[Start]

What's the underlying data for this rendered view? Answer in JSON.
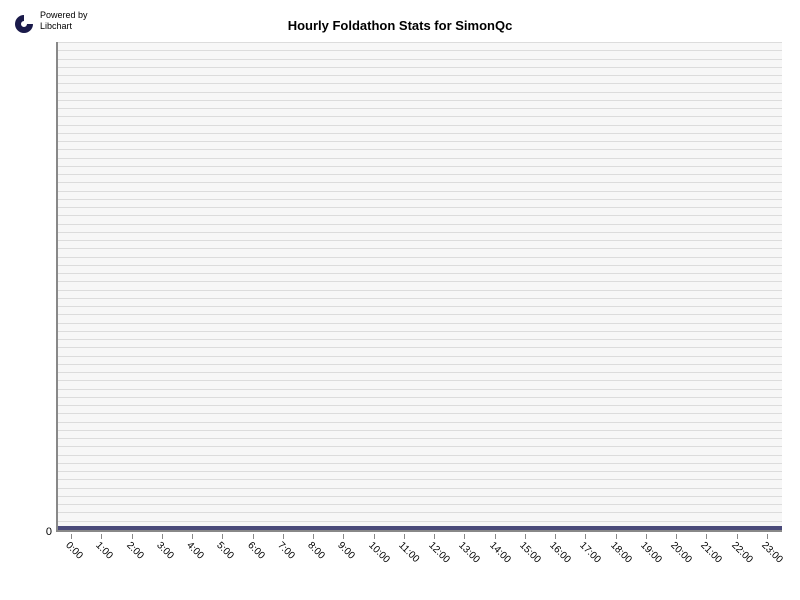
{
  "logo": {
    "line1": "Powered by",
    "line2": "Libchart",
    "icon_color": "#1a1a4a"
  },
  "chart": {
    "type": "bar",
    "title": "Hourly Foldathon Stats for SimonQc",
    "title_fontsize": 13,
    "title_fontweight": "bold",
    "background_color": "#ffffff",
    "plot_background": "#f7f7f7",
    "axis_color": "#888888",
    "grid_color": "#dcdcdc",
    "gridline_count": 60,
    "bottom_line_color": "#4a4a7a",
    "y": {
      "min": 0,
      "max": 0,
      "ticks": [
        {
          "pos": 1.0,
          "label": "0"
        }
      ],
      "label_fontsize": 11
    },
    "x": {
      "categories": [
        "0:00",
        "1:00",
        "2:00",
        "3:00",
        "4:00",
        "5:00",
        "6:00",
        "7:00",
        "8:00",
        "9:00",
        "10:00",
        "11:00",
        "12:00",
        "13:00",
        "14:00",
        "15:00",
        "16:00",
        "17:00",
        "18:00",
        "19:00",
        "20:00",
        "21:00",
        "22:00",
        "23:00"
      ],
      "rotation_deg": 45,
      "label_fontsize": 10
    },
    "values": [
      0,
      0,
      0,
      0,
      0,
      0,
      0,
      0,
      0,
      0,
      0,
      0,
      0,
      0,
      0,
      0,
      0,
      0,
      0,
      0,
      0,
      0,
      0,
      0
    ]
  }
}
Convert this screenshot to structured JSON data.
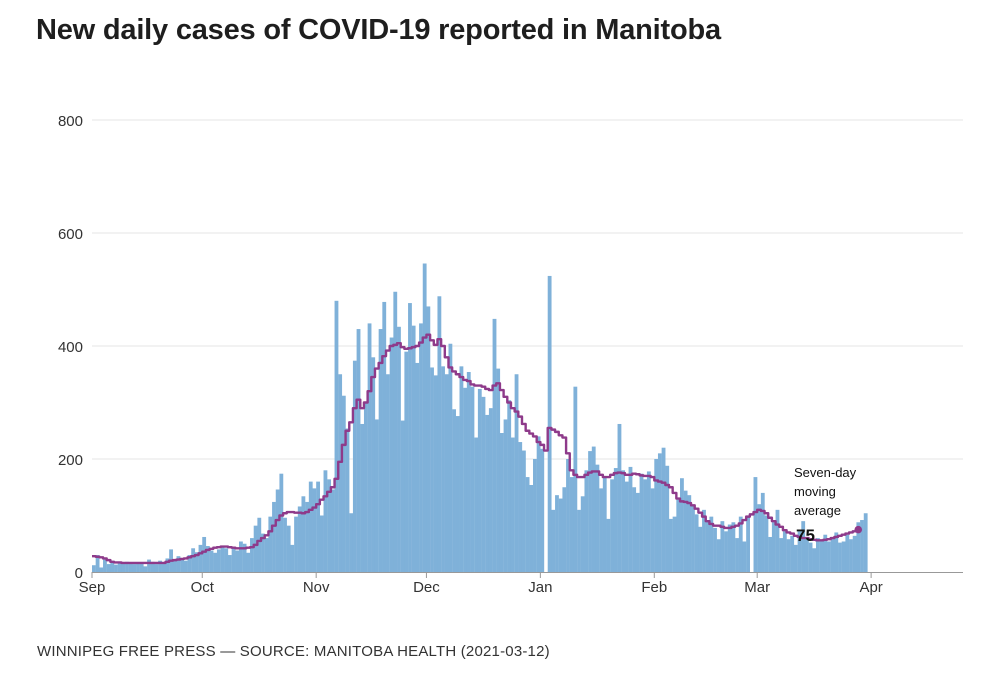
{
  "title": "New daily cases of COVID-19 reported in Manitoba",
  "footer": "WINNIPEG FREE PRESS — SOURCE: MANITOBA HEALTH (2021-03-12)",
  "colors": {
    "bar": "#7fb1d9",
    "line": "#8e3a8a",
    "grid": "#e6e6e6",
    "axis": "#999999"
  },
  "chart_data": {
    "type": "bar",
    "title": "New daily cases of COVID-19 reported in Manitoba",
    "xlabel": "",
    "ylabel": "",
    "ylim": [
      0,
      800
    ],
    "yticks": [
      "0",
      "200",
      "400",
      "600",
      "800"
    ],
    "ytick_values": [
      0,
      200,
      400,
      600,
      800
    ],
    "xticks": [
      {
        "label": "Sep",
        "day": 0
      },
      {
        "label": "Oct",
        "day": 30
      },
      {
        "label": "Nov",
        "day": 61
      },
      {
        "label": "Dec",
        "day": 91
      },
      {
        "label": "Jan",
        "day": 122
      },
      {
        "label": "Feb",
        "day": 153
      },
      {
        "label": "Mar",
        "day": 181
      },
      {
        "label": "Apr",
        "day": 212
      }
    ],
    "x_domain_days": [
      0,
      237
    ],
    "start_date": "2020-09-01",
    "series": [
      {
        "name": "Daily new cases",
        "values": [
          12,
          30,
          8,
          22,
          14,
          20,
          13,
          16,
          15,
          18,
          17,
          14,
          16,
          15,
          10,
          22,
          18,
          14,
          20,
          16,
          24,
          40,
          22,
          28,
          24,
          20,
          30,
          42,
          35,
          48,
          62,
          46,
          38,
          34,
          40,
          44,
          42,
          30,
          44,
          38,
          54,
          50,
          34,
          60,
          82,
          96,
          68,
          60,
          98,
          124,
          146,
          174,
          96,
          82,
          48,
          98,
          116,
          134,
          124,
          160,
          148,
          160,
          100,
          180,
          164,
          146,
          480,
          350,
          312,
          254,
          104,
          374,
          430,
          262,
          300,
          440,
          380,
          270,
          430,
          478,
          350,
          415,
          496,
          434,
          268,
          390,
          476,
          436,
          370,
          440,
          546,
          470,
          362,
          348,
          488,
          364,
          350,
          404,
          288,
          276,
          364,
          326,
          354,
          328,
          238,
          324,
          310,
          278,
          290,
          448,
          360,
          246,
          270,
          304,
          238,
          350,
          230,
          215,
          168,
          154,
          200,
          240,
          218,
          0,
          524,
          110,
          136,
          130,
          150,
          200,
          168,
          328,
          110,
          134,
          180,
          214,
          222,
          190,
          148,
          170,
          94,
          164,
          184,
          262,
          180,
          160,
          186,
          150,
          140,
          174,
          164,
          178,
          148,
          200,
          210,
          220,
          188,
          94,
          98,
          128,
          166,
          144,
          136,
          118,
          102,
          80,
          110,
          90,
          98,
          78,
          58,
          90,
          72,
          84,
          88,
          60,
          98,
          54,
          100,
          0,
          168,
          120,
          140,
          100,
          62,
          88,
          110,
          60,
          72,
          58,
          64,
          48,
          72,
          90,
          60,
          52,
          42,
          60,
          56,
          66,
          54,
          62,
          70,
          52,
          54,
          66,
          58,
          64,
          88,
          92,
          104
        ]
      },
      {
        "name": "Seven-day moving average",
        "values": [
          28,
          27,
          26,
          24,
          21,
          18,
          17,
          17,
          16,
          16,
          16,
          16,
          16,
          16,
          16,
          16,
          16,
          16,
          16,
          16,
          18,
          20,
          21,
          22,
          23,
          24,
          26,
          28,
          30,
          33,
          36,
          39,
          41,
          43,
          44,
          45,
          45,
          44,
          43,
          42,
          42,
          42,
          43,
          44,
          48,
          55,
          60,
          65,
          72,
          82,
          92,
          100,
          104,
          106,
          106,
          105,
          105,
          104,
          106,
          110,
          114,
          120,
          128,
          134,
          142,
          150,
          165,
          195,
          225,
          250,
          265,
          290,
          305,
          290,
          300,
          320,
          345,
          360,
          370,
          382,
          392,
          400,
          402,
          405,
          398,
          395,
          396,
          398,
          400,
          406,
          415,
          420,
          410,
          402,
          412,
          400,
          380,
          362,
          355,
          350,
          345,
          340,
          338,
          332,
          330,
          330,
          328,
          324,
          322,
          330,
          334,
          322,
          310,
          300,
          290,
          284,
          275,
          262,
          250,
          245,
          240,
          230,
          225,
          215,
          255,
          252,
          248,
          242,
          238,
          210,
          180,
          172,
          168,
          168,
          172,
          176,
          178,
          178,
          172,
          168,
          168,
          172,
          175,
          176,
          175,
          172,
          172,
          174,
          173,
          171,
          170,
          170,
          168,
          162,
          160,
          158,
          154,
          150,
          140,
          130,
          125,
          124,
          122,
          118,
          112,
          105,
          98,
          90,
          85,
          82,
          82,
          80,
          78,
          78,
          80,
          82,
          86,
          92,
          98,
          102,
          106,
          110,
          108,
          104,
          96,
          90,
          84,
          80,
          74,
          70,
          68,
          64,
          62,
          60,
          60,
          58,
          57,
          56,
          56,
          57,
          58,
          60,
          62,
          64,
          66,
          68,
          70,
          72,
          75
        ]
      }
    ],
    "annotation": {
      "label_lines": [
        "Seven-day",
        "moving",
        "average"
      ],
      "value": "75"
    }
  }
}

[End]

» Exercise description: Extract all the entries word for word; omit any pictures.

» Output for this task:
What's the underlying data for this rendered view? Answer in JSON.
{
  "logo": {
    "line1": "Powered by",
    "line2": "Libchart",
    "icon_color": "#1a1a4a"
  },
  "chart": {
    "type": "bar",
    "title": "Hourly Foldathon Stats for SimonQc",
    "title_fontsize": 13,
    "title_fontweight": "bold",
    "background_color": "#ffffff",
    "plot_background": "#f7f7f7",
    "axis_color": "#888888",
    "grid_color": "#dcdcdc",
    "gridline_count": 60,
    "bottom_line_color": "#4a4a7a",
    "y": {
      "min": 0,
      "max": 0,
      "ticks": [
        {
          "pos": 1.0,
          "label": "0"
        }
      ],
      "label_fontsize": 11
    },
    "x": {
      "categories": [
        "0:00",
        "1:00",
        "2:00",
        "3:00",
        "4:00",
        "5:00",
        "6:00",
        "7:00",
        "8:00",
        "9:00",
        "10:00",
        "11:00",
        "12:00",
        "13:00",
        "14:00",
        "15:00",
        "16:00",
        "17:00",
        "18:00",
        "19:00",
        "20:00",
        "21:00",
        "22:00",
        "23:00"
      ],
      "rotation_deg": 45,
      "label_fontsize": 10
    },
    "values": [
      0,
      0,
      0,
      0,
      0,
      0,
      0,
      0,
      0,
      0,
      0,
      0,
      0,
      0,
      0,
      0,
      0,
      0,
      0,
      0,
      0,
      0,
      0,
      0
    ]
  }
}
Convert this screenshot to structured JSON data.
{
  "title": "New daily cases of COVID-19 reported in Manitoba",
  "footer": "WINNIPEG FREE PRESS — SOURCE: MANITOBA HEALTH (2021-03-12)",
  "colors": {
    "bar": "#7fb1d9",
    "line": "#8e3a8a",
    "grid": "#e6e6e6",
    "axis": "#999999"
  },
  "chart_data": {
    "type": "bar",
    "title": "New daily cases of COVID-19 reported in Manitoba",
    "xlabel": "",
    "ylabel": "",
    "ylim": [
      0,
      800
    ],
    "yticks": [
      "0",
      "200",
      "400",
      "600",
      "800"
    ],
    "ytick_values": [
      0,
      200,
      400,
      600,
      800
    ],
    "xticks": [
      {
        "label": "Sep",
        "day": 0
      },
      {
        "label": "Oct",
        "day": 30
      },
      {
        "label": "Nov",
        "day": 61
      },
      {
        "label": "Dec",
        "day": 91
      },
      {
        "label": "Jan",
        "day": 122
      },
      {
        "label": "Feb",
        "day": 153
      },
      {
        "label": "Mar",
        "day": 181
      },
      {
        "label": "Apr",
        "day": 212
      }
    ],
    "x_domain_days": [
      0,
      237
    ],
    "start_date": "2020-09-01",
    "series": [
      {
        "name": "Daily new cases",
        "values": [
          12,
          30,
          8,
          22,
          14,
          20,
          13,
          16,
          15,
          18,
          17,
          14,
          16,
          15,
          10,
          22,
          18,
          14,
          20,
          16,
          24,
          40,
          22,
          28,
          24,
          20,
          30,
          42,
          35,
          48,
          62,
          46,
          38,
          34,
          40,
          44,
          42,
          30,
          44,
          38,
          54,
          50,
          34,
          60,
          82,
          96,
          68,
          60,
          98,
          124,
          146,
          174,
          96,
          82,
          48,
          98,
          116,
          134,
          124,
          160,
          148,
          160,
          100,
          180,
          164,
          146,
          480,
          350,
          312,
          254,
          104,
          374,
          430,
          262,
          300,
          440,
          380,
          270,
          430,
          478,
          350,
          415,
          496,
          434,
          268,
          390,
          476,
          436,
          370,
          440,
          546,
          470,
          362,
          348,
          488,
          364,
          350,
          404,
          288,
          276,
          364,
          326,
          354,
          328,
          238,
          324,
          310,
          278,
          290,
          448,
          360,
          246,
          270,
          304,
          238,
          350,
          230,
          215,
          168,
          154,
          200,
          240,
          218,
          0,
          524,
          110,
          136,
          130,
          150,
          200,
          168,
          328,
          110,
          134,
          180,
          214,
          222,
          190,
          148,
          170,
          94,
          164,
          184,
          262,
          180,
          160,
          186,
          150,
          140,
          174,
          164,
          178,
          148,
          200,
          210,
          220,
          188,
          94,
          98,
          128,
          166,
          144,
          136,
          118,
          102,
          80,
          110,
          90,
          98,
          78,
          58,
          90,
          72,
          84,
          88,
          60,
          98,
          54,
          100,
          0,
          168,
          120,
          140,
          100,
          62,
          88,
          110,
          60,
          72,
          58,
          64,
          48,
          72,
          90,
          60,
          52,
          42,
          60,
          56,
          66,
          54,
          62,
          70,
          52,
          54,
          66,
          58,
          64,
          88,
          92,
          104
        ]
      },
      {
        "name": "Seven-day moving average",
        "values": [
          28,
          27,
          26,
          24,
          21,
          18,
          17,
          17,
          16,
          16,
          16,
          16,
          16,
          16,
          16,
          16,
          16,
          16,
          16,
          16,
          18,
          20,
          21,
          22,
          23,
          24,
          26,
          28,
          30,
          33,
          36,
          39,
          41,
          43,
          44,
          45,
          45,
          44,
          43,
          42,
          42,
          42,
          43,
          44,
          48,
          55,
          60,
          65,
          72,
          82,
          92,
          100,
          104,
          106,
          106,
          105,
          105,
          104,
          106,
          110,
          114,
          120,
          128,
          134,
          142,
          150,
          165,
          195,
          225,
          250,
          265,
          290,
          305,
          290,
          300,
          320,
          345,
          360,
          370,
          382,
          392,
          400,
          402,
          405,
          398,
          395,
          396,
          398,
          400,
          406,
          415,
          420,
          410,
          402,
          412,
          400,
          380,
          362,
          355,
          350,
          345,
          340,
          338,
          332,
          330,
          330,
          328,
          324,
          322,
          330,
          334,
          322,
          310,
          300,
          290,
          284,
          275,
          262,
          250,
          245,
          240,
          230,
          225,
          215,
          255,
          252,
          248,
          242,
          238,
          210,
          180,
          172,
          168,
          168,
          172,
          176,
          178,
          178,
          172,
          168,
          168,
          172,
          175,
          176,
          175,
          172,
          172,
          174,
          173,
          171,
          170,
          170,
          168,
          162,
          160,
          158,
          154,
          150,
          140,
          130,
          125,
          124,
          122,
          118,
          112,
          105,
          98,
          90,
          85,
          82,
          82,
          80,
          78,
          78,
          80,
          82,
          86,
          92,
          98,
          102,
          106,
          110,
          108,
          104,
          96,
          90,
          84,
          80,
          74,
          70,
          68,
          64,
          62,
          60,
          60,
          58,
          57,
          56,
          56,
          57,
          58,
          60,
          62,
          64,
          66,
          68,
          70,
          72,
          75
        ]
      }
    ],
    "annotation": {
      "label_lines": [
        "Seven-day",
        "moving",
        "average"
      ],
      "value": "75"
    }
  }
}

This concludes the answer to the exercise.